▽

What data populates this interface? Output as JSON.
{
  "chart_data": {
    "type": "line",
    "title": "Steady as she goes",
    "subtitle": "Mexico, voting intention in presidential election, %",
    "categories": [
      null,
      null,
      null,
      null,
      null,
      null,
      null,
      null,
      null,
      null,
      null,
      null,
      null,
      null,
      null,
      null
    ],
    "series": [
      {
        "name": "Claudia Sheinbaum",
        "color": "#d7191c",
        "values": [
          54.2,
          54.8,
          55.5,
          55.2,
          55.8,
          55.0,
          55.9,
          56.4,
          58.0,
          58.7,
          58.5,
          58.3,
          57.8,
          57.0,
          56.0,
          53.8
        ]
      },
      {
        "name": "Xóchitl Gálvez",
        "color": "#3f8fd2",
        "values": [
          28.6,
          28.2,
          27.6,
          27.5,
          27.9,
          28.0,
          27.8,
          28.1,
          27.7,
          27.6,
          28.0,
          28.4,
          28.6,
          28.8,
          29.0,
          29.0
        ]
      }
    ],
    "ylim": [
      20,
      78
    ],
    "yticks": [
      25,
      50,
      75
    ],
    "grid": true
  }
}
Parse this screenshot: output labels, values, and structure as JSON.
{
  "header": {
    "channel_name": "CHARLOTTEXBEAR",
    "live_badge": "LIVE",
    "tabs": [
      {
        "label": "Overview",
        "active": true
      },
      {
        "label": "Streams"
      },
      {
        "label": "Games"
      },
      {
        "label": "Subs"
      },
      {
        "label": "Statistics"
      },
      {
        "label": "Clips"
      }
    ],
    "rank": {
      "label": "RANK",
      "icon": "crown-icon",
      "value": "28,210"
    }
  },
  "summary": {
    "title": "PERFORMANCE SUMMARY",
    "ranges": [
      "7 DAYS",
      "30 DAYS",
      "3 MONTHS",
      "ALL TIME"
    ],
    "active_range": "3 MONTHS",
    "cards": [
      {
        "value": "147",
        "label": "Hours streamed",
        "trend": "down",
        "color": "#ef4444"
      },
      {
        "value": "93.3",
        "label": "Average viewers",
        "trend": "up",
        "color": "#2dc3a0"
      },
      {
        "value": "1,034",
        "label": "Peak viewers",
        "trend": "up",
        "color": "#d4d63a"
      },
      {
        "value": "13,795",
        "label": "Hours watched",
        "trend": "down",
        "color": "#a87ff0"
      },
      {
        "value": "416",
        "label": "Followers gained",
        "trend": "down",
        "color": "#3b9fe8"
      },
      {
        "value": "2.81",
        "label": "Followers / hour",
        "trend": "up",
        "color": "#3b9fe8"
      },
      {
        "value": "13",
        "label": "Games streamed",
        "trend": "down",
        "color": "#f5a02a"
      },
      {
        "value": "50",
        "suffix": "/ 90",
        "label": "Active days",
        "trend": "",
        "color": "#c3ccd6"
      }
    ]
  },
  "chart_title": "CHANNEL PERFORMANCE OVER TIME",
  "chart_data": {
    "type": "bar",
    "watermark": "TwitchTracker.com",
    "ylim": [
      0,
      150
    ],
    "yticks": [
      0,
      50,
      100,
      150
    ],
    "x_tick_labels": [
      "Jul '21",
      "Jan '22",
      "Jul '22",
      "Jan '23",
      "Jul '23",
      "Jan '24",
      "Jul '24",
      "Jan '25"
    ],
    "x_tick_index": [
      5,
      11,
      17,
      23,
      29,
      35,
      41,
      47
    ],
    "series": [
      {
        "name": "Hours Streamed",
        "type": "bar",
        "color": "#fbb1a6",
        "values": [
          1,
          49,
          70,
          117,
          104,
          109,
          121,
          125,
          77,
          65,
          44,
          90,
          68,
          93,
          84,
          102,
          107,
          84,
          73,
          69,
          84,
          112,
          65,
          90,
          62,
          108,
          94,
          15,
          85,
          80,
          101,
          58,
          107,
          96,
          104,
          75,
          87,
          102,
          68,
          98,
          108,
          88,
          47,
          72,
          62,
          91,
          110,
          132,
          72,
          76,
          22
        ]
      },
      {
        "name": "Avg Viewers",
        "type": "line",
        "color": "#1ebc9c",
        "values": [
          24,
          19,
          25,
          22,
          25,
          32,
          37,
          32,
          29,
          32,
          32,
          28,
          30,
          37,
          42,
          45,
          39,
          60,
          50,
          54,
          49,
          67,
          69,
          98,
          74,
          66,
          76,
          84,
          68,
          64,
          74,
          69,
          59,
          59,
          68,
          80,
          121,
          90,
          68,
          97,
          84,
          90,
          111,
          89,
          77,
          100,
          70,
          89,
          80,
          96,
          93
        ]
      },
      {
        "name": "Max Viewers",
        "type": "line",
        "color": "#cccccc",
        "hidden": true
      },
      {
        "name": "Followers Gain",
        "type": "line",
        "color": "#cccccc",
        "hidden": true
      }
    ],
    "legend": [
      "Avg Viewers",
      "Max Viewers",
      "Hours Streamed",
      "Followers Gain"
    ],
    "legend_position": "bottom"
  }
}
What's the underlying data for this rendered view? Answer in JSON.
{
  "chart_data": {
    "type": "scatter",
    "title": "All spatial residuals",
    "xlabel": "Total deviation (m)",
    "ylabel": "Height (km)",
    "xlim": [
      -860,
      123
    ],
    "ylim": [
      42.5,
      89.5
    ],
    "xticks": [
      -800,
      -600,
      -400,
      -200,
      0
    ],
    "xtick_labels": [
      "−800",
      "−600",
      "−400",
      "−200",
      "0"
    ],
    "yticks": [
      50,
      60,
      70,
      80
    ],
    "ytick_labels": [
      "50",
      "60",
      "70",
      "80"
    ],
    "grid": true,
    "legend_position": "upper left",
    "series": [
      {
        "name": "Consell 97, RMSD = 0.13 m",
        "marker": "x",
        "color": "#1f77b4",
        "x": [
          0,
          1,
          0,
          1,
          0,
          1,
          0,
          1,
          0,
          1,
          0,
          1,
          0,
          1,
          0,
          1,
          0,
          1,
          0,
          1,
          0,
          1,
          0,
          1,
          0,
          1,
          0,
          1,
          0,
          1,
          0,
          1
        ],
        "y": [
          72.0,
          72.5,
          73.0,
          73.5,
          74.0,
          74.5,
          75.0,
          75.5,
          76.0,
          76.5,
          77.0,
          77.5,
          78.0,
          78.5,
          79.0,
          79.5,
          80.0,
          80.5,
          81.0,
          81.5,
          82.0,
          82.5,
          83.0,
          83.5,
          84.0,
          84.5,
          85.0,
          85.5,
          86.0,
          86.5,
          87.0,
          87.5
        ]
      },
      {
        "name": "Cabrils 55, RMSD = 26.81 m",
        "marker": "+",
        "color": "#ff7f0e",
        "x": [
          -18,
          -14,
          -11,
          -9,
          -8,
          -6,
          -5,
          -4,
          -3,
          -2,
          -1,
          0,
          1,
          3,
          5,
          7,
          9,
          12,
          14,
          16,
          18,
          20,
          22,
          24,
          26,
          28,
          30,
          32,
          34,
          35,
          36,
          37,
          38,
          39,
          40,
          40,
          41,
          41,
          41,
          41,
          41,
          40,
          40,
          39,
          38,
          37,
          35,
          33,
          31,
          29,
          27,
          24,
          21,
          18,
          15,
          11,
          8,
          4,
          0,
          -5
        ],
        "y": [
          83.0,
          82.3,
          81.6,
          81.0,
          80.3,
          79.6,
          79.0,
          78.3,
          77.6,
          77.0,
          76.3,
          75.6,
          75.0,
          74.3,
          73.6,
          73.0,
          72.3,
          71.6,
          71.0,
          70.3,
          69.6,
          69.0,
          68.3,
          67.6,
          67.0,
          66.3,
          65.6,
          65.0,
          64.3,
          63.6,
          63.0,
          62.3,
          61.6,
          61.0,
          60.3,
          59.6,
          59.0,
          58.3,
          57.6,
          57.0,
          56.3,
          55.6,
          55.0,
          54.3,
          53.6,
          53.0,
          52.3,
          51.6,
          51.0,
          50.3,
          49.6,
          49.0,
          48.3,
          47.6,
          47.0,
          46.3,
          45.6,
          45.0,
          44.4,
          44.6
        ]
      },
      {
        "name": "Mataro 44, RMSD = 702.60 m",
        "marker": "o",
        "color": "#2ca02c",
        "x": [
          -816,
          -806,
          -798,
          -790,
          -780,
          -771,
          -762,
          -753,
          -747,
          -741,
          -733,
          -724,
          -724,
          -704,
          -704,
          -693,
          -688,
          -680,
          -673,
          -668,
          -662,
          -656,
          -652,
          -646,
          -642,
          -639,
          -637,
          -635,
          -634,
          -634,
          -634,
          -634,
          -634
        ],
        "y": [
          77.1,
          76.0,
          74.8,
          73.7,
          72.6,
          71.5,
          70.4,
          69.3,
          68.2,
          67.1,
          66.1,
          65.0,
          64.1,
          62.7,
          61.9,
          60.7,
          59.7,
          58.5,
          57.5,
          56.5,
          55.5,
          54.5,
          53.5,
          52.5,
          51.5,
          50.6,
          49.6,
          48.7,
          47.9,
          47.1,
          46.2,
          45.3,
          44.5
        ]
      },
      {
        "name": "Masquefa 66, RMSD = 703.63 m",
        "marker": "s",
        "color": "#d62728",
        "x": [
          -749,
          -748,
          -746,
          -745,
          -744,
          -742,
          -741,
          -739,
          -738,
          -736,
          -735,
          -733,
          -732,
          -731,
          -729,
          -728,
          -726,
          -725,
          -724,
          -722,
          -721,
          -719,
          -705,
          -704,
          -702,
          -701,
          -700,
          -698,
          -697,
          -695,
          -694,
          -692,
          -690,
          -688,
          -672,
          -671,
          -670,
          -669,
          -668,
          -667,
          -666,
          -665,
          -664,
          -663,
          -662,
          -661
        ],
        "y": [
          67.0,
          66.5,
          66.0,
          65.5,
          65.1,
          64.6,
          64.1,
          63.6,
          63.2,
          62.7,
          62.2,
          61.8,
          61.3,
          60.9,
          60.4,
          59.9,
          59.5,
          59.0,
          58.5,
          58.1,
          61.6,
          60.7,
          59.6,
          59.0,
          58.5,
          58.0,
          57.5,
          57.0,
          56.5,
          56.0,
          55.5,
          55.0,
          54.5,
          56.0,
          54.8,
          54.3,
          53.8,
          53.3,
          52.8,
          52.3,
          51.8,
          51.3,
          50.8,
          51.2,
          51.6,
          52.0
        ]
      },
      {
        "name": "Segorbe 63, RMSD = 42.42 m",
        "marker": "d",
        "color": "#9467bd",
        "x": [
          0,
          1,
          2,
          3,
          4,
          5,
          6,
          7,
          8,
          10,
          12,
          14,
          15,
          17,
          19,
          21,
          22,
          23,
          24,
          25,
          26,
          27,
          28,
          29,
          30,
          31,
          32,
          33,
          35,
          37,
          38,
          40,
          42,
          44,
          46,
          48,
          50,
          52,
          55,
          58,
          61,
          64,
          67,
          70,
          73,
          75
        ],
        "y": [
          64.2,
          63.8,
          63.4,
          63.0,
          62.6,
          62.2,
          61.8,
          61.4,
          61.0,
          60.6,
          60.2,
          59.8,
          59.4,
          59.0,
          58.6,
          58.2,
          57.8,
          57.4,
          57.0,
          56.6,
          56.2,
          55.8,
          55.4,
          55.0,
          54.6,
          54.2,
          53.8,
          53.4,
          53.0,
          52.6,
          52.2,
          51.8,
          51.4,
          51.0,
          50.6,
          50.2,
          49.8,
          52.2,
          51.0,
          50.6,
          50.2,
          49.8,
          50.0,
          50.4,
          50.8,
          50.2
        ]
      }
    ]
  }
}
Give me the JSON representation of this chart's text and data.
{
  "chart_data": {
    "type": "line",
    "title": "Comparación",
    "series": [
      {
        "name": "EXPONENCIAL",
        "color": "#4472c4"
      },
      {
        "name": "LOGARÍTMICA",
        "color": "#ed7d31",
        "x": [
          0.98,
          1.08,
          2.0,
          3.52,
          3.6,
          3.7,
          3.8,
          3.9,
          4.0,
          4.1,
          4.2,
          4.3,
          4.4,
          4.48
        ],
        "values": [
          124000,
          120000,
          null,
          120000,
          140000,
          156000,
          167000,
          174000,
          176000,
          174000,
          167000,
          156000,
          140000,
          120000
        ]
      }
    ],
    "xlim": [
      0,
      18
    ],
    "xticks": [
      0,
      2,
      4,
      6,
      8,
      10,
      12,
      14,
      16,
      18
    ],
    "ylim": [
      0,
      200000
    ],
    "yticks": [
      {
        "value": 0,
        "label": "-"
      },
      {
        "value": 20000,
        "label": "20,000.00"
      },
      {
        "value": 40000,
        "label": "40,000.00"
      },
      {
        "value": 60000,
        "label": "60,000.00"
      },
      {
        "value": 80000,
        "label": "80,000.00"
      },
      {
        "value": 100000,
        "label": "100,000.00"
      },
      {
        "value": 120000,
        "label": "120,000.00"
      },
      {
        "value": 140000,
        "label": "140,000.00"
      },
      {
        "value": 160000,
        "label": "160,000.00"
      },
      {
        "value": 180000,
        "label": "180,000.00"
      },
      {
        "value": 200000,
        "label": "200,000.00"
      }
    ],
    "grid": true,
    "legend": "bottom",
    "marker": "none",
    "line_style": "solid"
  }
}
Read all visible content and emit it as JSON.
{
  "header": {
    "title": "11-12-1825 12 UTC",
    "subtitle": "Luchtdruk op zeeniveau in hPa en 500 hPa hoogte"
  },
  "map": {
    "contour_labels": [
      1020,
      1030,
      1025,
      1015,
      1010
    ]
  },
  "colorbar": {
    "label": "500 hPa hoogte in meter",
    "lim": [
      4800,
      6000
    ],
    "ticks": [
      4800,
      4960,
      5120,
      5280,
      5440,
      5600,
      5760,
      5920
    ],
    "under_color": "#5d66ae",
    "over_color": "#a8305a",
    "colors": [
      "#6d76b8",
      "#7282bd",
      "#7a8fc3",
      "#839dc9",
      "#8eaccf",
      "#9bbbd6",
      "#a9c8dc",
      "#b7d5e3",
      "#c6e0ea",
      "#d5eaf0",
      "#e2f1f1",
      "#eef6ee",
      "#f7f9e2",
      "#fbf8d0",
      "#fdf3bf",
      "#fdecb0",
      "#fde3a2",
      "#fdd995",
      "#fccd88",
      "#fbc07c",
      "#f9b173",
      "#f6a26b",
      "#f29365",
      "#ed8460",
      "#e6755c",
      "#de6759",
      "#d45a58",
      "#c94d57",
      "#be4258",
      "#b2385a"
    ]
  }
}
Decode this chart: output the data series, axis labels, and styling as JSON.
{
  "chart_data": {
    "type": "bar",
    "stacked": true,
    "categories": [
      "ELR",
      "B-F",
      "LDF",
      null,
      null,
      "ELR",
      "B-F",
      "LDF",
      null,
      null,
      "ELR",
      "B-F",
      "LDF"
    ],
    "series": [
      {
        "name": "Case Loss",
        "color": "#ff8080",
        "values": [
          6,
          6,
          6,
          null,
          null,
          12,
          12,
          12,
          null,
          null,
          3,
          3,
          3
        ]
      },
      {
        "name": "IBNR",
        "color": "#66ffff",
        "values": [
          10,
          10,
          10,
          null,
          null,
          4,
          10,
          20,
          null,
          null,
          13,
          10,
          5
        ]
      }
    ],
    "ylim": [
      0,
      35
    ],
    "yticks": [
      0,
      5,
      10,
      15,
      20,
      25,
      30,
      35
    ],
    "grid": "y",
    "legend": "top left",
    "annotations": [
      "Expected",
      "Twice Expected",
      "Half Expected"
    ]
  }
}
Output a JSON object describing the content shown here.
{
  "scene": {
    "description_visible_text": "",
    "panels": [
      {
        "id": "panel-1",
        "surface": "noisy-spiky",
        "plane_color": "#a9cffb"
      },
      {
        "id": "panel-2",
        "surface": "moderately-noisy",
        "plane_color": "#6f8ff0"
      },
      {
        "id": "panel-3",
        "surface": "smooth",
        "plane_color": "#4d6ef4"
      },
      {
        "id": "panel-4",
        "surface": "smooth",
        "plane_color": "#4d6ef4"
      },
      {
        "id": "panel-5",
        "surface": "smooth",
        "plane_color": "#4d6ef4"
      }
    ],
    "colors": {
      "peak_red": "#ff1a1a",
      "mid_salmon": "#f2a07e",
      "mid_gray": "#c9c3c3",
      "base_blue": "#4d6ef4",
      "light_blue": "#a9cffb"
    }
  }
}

△

Your task =>
Copy each line of the listing in which the word "left" can be found.

Answer to this exercise =>
    "legend_position": "upper left",
    "legend": "top left",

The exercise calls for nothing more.